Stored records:
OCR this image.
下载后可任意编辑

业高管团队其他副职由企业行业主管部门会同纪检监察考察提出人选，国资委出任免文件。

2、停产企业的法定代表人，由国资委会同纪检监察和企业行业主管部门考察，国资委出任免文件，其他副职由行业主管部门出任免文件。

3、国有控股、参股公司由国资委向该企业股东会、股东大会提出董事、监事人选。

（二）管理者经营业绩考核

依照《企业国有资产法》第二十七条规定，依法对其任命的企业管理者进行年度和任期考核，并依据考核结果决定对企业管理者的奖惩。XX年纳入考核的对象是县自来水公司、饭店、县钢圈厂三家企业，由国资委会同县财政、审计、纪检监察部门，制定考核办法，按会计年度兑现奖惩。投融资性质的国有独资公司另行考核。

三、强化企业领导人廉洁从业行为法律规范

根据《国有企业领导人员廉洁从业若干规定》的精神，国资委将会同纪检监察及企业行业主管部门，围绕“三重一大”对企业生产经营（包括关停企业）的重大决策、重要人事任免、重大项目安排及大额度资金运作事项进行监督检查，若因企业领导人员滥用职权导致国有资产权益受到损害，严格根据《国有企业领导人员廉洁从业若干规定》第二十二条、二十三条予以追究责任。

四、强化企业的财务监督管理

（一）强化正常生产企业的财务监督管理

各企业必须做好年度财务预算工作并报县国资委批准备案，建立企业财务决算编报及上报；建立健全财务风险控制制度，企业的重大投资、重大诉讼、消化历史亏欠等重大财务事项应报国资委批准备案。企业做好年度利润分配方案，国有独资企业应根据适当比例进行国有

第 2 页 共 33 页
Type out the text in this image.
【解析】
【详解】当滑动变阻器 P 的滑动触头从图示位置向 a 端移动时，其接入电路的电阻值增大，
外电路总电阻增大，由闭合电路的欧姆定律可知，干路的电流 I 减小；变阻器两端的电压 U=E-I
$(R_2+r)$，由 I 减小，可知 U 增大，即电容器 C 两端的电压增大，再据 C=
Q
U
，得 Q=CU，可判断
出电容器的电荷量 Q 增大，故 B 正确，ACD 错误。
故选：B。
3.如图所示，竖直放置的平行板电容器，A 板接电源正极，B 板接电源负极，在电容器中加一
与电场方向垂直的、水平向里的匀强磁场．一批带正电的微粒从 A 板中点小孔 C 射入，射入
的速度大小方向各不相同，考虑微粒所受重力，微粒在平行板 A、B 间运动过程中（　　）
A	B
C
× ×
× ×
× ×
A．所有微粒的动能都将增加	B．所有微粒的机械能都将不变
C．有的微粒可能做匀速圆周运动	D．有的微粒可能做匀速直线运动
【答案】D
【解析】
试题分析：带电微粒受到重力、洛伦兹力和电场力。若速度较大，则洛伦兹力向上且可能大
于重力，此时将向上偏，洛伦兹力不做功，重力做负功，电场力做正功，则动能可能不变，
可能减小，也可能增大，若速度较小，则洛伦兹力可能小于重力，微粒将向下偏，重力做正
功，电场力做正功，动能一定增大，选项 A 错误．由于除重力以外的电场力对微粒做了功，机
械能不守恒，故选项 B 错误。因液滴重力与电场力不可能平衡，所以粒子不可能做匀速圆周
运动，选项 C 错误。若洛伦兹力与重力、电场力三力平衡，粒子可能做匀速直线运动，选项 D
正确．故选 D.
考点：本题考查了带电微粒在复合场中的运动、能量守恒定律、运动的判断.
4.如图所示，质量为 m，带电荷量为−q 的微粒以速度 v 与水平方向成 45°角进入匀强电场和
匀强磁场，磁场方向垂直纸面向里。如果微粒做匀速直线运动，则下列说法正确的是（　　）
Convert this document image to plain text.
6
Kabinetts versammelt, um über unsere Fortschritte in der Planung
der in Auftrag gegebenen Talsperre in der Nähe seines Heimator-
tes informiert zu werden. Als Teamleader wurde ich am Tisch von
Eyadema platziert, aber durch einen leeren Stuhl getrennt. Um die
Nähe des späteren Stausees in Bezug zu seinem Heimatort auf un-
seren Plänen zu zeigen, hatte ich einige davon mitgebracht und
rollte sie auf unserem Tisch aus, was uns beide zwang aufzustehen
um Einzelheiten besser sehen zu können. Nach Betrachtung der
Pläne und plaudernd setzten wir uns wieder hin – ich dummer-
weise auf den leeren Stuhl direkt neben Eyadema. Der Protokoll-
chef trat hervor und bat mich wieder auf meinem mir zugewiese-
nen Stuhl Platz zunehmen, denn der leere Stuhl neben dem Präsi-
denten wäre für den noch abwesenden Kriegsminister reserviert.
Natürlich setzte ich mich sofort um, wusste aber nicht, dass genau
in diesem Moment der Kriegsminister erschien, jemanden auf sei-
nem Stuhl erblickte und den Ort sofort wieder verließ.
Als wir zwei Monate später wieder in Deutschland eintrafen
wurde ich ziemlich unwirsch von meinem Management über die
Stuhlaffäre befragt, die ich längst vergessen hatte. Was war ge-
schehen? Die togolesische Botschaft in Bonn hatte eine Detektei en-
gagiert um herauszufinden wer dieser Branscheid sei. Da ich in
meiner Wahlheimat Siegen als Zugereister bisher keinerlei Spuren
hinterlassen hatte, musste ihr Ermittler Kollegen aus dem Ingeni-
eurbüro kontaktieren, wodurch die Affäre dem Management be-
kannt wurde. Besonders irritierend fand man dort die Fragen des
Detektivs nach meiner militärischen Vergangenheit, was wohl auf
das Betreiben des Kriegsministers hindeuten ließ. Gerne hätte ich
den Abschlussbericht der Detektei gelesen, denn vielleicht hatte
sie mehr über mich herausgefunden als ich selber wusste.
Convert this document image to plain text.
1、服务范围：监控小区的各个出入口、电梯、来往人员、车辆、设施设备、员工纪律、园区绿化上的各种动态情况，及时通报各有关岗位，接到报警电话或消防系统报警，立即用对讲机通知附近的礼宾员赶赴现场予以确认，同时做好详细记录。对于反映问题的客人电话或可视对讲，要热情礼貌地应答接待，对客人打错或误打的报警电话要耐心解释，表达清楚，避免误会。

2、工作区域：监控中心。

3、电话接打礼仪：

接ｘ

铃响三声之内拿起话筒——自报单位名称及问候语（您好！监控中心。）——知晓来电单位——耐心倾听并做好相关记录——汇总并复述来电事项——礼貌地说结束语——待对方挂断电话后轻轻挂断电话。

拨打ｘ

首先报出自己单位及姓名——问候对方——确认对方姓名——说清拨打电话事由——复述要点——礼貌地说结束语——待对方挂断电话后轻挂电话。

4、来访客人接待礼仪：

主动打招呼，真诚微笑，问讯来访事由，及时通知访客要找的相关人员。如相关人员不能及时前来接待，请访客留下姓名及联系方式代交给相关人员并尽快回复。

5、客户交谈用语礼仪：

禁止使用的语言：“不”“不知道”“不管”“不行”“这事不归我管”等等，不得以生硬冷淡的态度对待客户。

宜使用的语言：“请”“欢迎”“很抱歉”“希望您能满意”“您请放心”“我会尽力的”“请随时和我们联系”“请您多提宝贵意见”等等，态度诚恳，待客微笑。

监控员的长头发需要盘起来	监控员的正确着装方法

Given instruction >> From the records above, extract every entry exactly as given.

Answer in full >>
OCR this image.
下载后可任意编辑

业高管团队其他副职由企业行业主管部门会同纪检监察考察提出人选，国资委出任免文件。

2、停产企业的法定代表人，由国资委会同纪检监察和企业行业主管部门考察，国资委出任免文件，其他副职由行业主管部门出任免文件。

3、国有控股、参股公司由国资委向该企业股东会、股东大会提出董事、监事人选。

（二）管理者经营业绩考核

依照《企业国有资产法》第二十七条规定，依法对其任命的企业管理者进行年度和任期考核，并依据考核结果决定对企业管理者的奖惩。XX年纳入考核的对象是县自来水公司、饭店、县钢圈厂三家企业，由国资委会同县财政、审计、纪检监察部门，制定考核办法，按会计年度兑现奖惩。投融资性质的国有独资公司另行考核。

三、强化企业领导人廉洁从业行为法律规范

根据《国有企业领导人员廉洁从业若干规定》的精神，国资委将会同纪检监察及企业行业主管部门，围绕“三重一大”对企业生产经营（包括关停企业）的重大决策、重要人事任免、重大项目安排及大额度资金运作事项进行监督检查，若因企业领导人员滥用职权导致国有资产权益受到损害，严格根据《国有企业领导人员廉洁从业若干规定》第二十二条、二十三条予以追究责任。

四、强化企业的财务监督管理

（一）强化正常生产企业的财务监督管理

各企业必须做好年度财务预算工作并报县国资委批准备案，建立企业财务决算编报及上报；建立健全财务风险控制制度，企业的重大投资、重大诉讼、消化历史亏欠等重大财务事项应报国资委批准备案。企业做好年度利润分配方案，国有独资企业应根据适当比例进行国有

第 2 页 共 33 页
Type out the text in this image.
【解析】
【详解】当滑动变阻器 P 的滑动触头从图示位置向 a 端移动时，其接入电路的电阻值增大，
外电路总电阻增大，由闭合电路的欧姆定律可知，干路的电流 I 减小；变阻器两端的电压 U=E-I
$(R_2+r)$，由 I 减小，可知 U 增大，即电容器 C 两端的电压增大，再据 C=
Q
U
，得 Q=CU，可判断
出电容器的电荷量 Q 增大，故 B 正确，ACD 错误。
故选：B。
3.如图所示，竖直放置的平行板电容器，A 板接电源正极，B 板接电源负极，在电容器中加一
与电场方向垂直的、水平向里的匀强磁场．一批带正电的微粒从 A 板中点小孔 C 射入，射入
的速度大小方向各不相同，考虑微粒所受重力，微粒在平行板 A、B 间运动过程中（　　）
A	B
C
× ×
× ×
× ×
A．所有微粒的动能都将增加	B．所有微粒的机械能都将不变
C．有的微粒可能做匀速圆周运动	D．有的微粒可能做匀速直线运动
【答案】D
【解析】
试题分析：带电微粒受到重力、洛伦兹力和电场力。若速度较大，则洛伦兹力向上且可能大
于重力，此时将向上偏，洛伦兹力不做功，重力做负功，电场力做正功，则动能可能不变，
可能减小，也可能增大，若速度较小，则洛伦兹力可能小于重力，微粒将向下偏，重力做正
功，电场力做正功，动能一定增大，选项 A 错误．由于除重力以外的电场力对微粒做了功，机
械能不守恒，故选项 B 错误。因液滴重力与电场力不可能平衡，所以粒子不可能做匀速圆周
运动，选项 C 错误。若洛伦兹力与重力、电场力三力平衡，粒子可能做匀速直线运动，选项 D
正确．故选 D.
考点：本题考查了带电微粒在复合场中的运动、能量守恒定律、运动的判断.
4.如图所示，质量为 m，带电荷量为−q 的微粒以速度 v 与水平方向成 45°角进入匀强电场和
匀强磁场，磁场方向垂直纸面向里。如果微粒做匀速直线运动，则下列说法正确的是（　　）
Convert this document image to plain text.
6
Kabinetts versammelt, um über unsere Fortschritte in der Planung
der in Auftrag gegebenen Talsperre in der Nähe seines Heimator-
tes informiert zu werden. Als Teamleader wurde ich am Tisch von
Eyadema platziert, aber durch einen leeren Stuhl getrennt. Um die
Nähe des späteren Stausees in Bezug zu seinem Heimatort auf un-
seren Plänen zu zeigen, hatte ich einige davon mitgebracht und
rollte sie auf unserem Tisch aus, was uns beide zwang aufzustehen
um Einzelheiten besser sehen zu können. Nach Betrachtung der
Pläne und plaudernd setzten wir uns wieder hin – ich dummer-
weise auf den leeren Stuhl direkt neben Eyadema. Der Protokoll-
chef trat hervor und bat mich wieder auf meinem mir zugewiese-
nen Stuhl Platz zunehmen, denn der leere Stuhl neben dem Präsi-
denten wäre für den noch abwesenden Kriegsminister reserviert.
Natürlich setzte ich mich sofort um, wusste aber nicht, dass genau
in diesem Moment der Kriegsminister erschien, jemanden auf sei-
nem Stuhl erblickte und den Ort sofort wieder verließ.
Als wir zwei Monate später wieder in Deutschland eintrafen
wurde ich ziemlich unwirsch von meinem Management über die
Stuhlaffäre befragt, die ich längst vergessen hatte. Was war ge-
schehen? Die togolesische Botschaft in Bonn hatte eine Detektei en-
gagiert um herauszufinden wer dieser Branscheid sei. Da ich in
meiner Wahlheimat Siegen als Zugereister bisher keinerlei Spuren
hinterlassen hatte, musste ihr Ermittler Kollegen aus dem Ingeni-
eurbüro kontaktieren, wodurch die Affäre dem Management be-
kannt wurde. Besonders irritierend fand man dort die Fragen des
Detektivs nach meiner militärischen Vergangenheit, was wohl auf
das Betreiben des Kriegsministers hindeuten ließ. Gerne hätte ich
den Abschlussbericht der Detektei gelesen, denn vielleicht hatte
sie mehr über mich herausgefunden als ich selber wusste.
Convert this document image to plain text.
1、服务范围：监控小区的各个出入口、电梯、来往人员、车辆、设施设备、员工纪律、园区绿化上的各种动态情况，及时通报各有关岗位，接到报警电话或消防系统报警，立即用对讲机通知附近的礼宾员赶赴现场予以确认，同时做好详细记录。对于反映问题的客人电话或可视对讲，要热情礼貌地应答接待，对客人打错或误打的报警电话要耐心解释，表达清楚，避免误会。

2、工作区域：监控中心。

3、电话接打礼仪：

接ｘ

铃响三声之内拿起话筒——自报单位名称及问候语（您好！监控中心。）——知晓来电单位——耐心倾听并做好相关记录——汇总并复述来电事项——礼貌地说结束语——待对方挂断电话后轻轻挂断电话。

拨打ｘ

首先报出自己单位及姓名——问候对方——确认对方姓名——说清拨打电话事由——复述要点——礼貌地说结束语——待对方挂断电话后轻挂电话。

4、来访客人接待礼仪：

主动打招呼，真诚微笑，问讯来访事由，及时通知访客要找的相关人员。如相关人员不能及时前来接待，请访客留下姓名及联系方式代交给相关人员并尽快回复。

5、客户交谈用语礼仪：

禁止使用的语言：“不”“不知道”“不管”“不行”“这事不归我管”等等，不得以生硬冷淡的态度对待客户。

宜使用的语言：“请”“欢迎”“很抱歉”“希望您能满意”“您请放心”“我会尽力的”“请随时和我们联系”“请您多提宝贵意见”等等，态度诚恳，待客微笑。

监控员的长头发需要盘起来	监控员的正确着装方法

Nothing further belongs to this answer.